Repeat, without any change, the entries presented below.

— Begin —

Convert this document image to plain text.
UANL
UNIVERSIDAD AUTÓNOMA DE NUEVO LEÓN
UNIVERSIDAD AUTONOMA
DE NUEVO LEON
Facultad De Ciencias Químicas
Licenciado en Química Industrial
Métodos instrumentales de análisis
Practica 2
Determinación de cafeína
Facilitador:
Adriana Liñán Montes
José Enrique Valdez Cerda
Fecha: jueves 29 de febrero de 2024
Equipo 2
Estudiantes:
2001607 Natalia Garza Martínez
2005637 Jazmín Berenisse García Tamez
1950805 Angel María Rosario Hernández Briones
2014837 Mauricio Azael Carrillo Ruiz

— End —

Full output ::
Convert this document image to plain text.
UANL
UNIVERSIDAD AUTÓNOMA DE NUEVO LEÓN
UNIVERSIDAD AUTONOMA
DE NUEVO LEON
Facultad De Ciencias Químicas
Licenciado en Química Industrial
Métodos instrumentales de análisis
Practica 2
Determinación de cafeína
Facilitador:
Adriana Liñán Montes
José Enrique Valdez Cerda
Fecha: jueves 29 de febrero de 2024
Equipo 2
Estudiantes:
2001607 Natalia Garza Martínez
2005637 Jazmín Berenisse García Tamez
1950805 Angel María Rosario Hernández Briones
2014837 Mauricio Azael Carrillo Ruiz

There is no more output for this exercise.